◆ TASK INSTRUCTIONS
Retype every entry in its entirety, without alteration.

* start SUPPLIED INFORMATION *

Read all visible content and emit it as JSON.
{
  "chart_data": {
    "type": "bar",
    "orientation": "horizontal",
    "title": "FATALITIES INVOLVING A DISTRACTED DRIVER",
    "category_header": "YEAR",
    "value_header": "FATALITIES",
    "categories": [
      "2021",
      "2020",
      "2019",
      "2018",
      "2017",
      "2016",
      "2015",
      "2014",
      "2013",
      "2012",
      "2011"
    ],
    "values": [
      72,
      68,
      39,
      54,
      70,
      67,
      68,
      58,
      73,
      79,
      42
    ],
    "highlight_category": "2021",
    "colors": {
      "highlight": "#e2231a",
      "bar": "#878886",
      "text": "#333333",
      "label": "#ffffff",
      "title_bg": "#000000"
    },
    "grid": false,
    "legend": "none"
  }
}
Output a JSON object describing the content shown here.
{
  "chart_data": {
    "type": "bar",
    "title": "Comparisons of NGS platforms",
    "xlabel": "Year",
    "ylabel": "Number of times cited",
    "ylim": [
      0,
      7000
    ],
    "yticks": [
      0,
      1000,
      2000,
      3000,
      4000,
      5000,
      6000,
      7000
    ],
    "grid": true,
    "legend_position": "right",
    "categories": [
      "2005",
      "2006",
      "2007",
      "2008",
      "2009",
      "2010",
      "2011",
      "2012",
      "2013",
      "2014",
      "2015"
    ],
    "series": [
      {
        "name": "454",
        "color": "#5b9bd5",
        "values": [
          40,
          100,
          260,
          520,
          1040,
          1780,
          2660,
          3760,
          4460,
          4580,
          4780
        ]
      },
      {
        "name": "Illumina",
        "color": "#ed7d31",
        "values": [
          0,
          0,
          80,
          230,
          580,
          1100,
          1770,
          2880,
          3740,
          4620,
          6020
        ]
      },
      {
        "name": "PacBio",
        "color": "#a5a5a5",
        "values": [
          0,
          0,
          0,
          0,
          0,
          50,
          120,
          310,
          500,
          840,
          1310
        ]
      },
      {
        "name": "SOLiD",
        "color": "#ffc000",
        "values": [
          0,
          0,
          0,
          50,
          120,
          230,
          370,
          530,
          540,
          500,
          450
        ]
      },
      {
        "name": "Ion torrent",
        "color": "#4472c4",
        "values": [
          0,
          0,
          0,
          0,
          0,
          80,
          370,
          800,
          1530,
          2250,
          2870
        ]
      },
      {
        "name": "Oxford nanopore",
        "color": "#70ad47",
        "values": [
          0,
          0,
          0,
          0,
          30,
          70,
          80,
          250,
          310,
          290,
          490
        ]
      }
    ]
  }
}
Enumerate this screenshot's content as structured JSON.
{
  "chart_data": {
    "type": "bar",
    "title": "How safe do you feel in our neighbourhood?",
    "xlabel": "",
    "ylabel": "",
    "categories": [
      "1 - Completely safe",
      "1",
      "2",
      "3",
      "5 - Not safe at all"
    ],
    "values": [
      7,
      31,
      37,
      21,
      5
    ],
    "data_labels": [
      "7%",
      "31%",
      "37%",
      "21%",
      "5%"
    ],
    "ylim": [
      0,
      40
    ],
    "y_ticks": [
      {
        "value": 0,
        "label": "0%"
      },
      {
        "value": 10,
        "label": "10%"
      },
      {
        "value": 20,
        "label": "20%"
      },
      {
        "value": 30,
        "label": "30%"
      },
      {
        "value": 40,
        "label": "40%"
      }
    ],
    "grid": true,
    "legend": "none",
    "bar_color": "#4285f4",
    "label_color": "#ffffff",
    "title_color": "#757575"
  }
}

* end SUPPLIED INFORMATION *

◆ WRITTEN ANSWER
Read all visible content and emit it as JSON.
{
  "chart_data": {
    "type": "bar",
    "orientation": "horizontal",
    "title": "FATALITIES INVOLVING A DISTRACTED DRIVER",
    "category_header": "YEAR",
    "value_header": "FATALITIES",
    "categories": [
      "2021",
      "2020",
      "2019",
      "2018",
      "2017",
      "2016",
      "2015",
      "2014",
      "2013",
      "2012",
      "2011"
    ],
    "values": [
      72,
      68,
      39,
      54,
      70,
      67,
      68,
      58,
      73,
      79,
      42
    ],
    "highlight_category": "2021",
    "colors": {
      "highlight": "#e2231a",
      "bar": "#878886",
      "text": "#333333",
      "label": "#ffffff",
      "title_bg": "#000000"
    },
    "grid": false,
    "legend": "none"
  }
}
Output a JSON object describing the content shown here.
{
  "chart_data": {
    "type": "bar",
    "title": "Comparisons of NGS platforms",
    "xlabel": "Year",
    "ylabel": "Number of times cited",
    "ylim": [
      0,
      7000
    ],
    "yticks": [
      0,
      1000,
      2000,
      3000,
      4000,
      5000,
      6000,
      7000
    ],
    "grid": true,
    "legend_position": "right",
    "categories": [
      "2005",
      "2006",
      "2007",
      "2008",
      "2009",
      "2010",
      "2011",
      "2012",
      "2013",
      "2014",
      "2015"
    ],
    "series": [
      {
        "name": "454",
        "color": "#5b9bd5",
        "values": [
          40,
          100,
          260,
          520,
          1040,
          1780,
          2660,
          3760,
          4460,
          4580,
          4780
        ]
      },
      {
        "name": "Illumina",
        "color": "#ed7d31",
        "values": [
          0,
          0,
          80,
          230,
          580,
          1100,
          1770,
          2880,
          3740,
          4620,
          6020
        ]
      },
      {
        "name": "PacBio",
        "color": "#a5a5a5",
        "values": [
          0,
          0,
          0,
          0,
          0,
          50,
          120,
          310,
          500,
          840,
          1310
        ]
      },
      {
        "name": "SOLiD",
        "color": "#ffc000",
        "values": [
          0,
          0,
          0,
          50,
          120,
          230,
          370,
          530,
          540,
          500,
          450
        ]
      },
      {
        "name": "Ion torrent",
        "color": "#4472c4",
        "values": [
          0,
          0,
          0,
          0,
          0,
          80,
          370,
          800,
          1530,
          2250,
          2870
        ]
      },
      {
        "name": "Oxford nanopore",
        "color": "#70ad47",
        "values": [
          0,
          0,
          0,
          0,
          30,
          70,
          80,
          250,
          310,
          290,
          490
        ]
      }
    ]
  }
}
Enumerate this screenshot's content as structured JSON.
{
  "chart_data": {
    "type": "bar",
    "title": "How safe do you feel in our neighbourhood?",
    "xlabel": "",
    "ylabel": "",
    "categories": [
      "1 - Completely safe",
      "1",
      "2",
      "3",
      "5 - Not safe at all"
    ],
    "values": [
      7,
      31,
      37,
      21,
      5
    ],
    "data_labels": [
      "7%",
      "31%",
      "37%",
      "21%",
      "5%"
    ],
    "ylim": [
      0,
      40
    ],
    "y_ticks": [
      {
        "value": 0,
        "label": "0%"
      },
      {
        "value": 10,
        "label": "10%"
      },
      {
        "value": 20,
        "label": "20%"
      },
      {
        "value": 30,
        "label": "30%"
      },
      {
        "value": 40,
        "label": "40%"
      }
    ],
    "grid": true,
    "legend": "none",
    "bar_color": "#4285f4",
    "label_color": "#ffffff",
    "title_color": "#757575"
  }
}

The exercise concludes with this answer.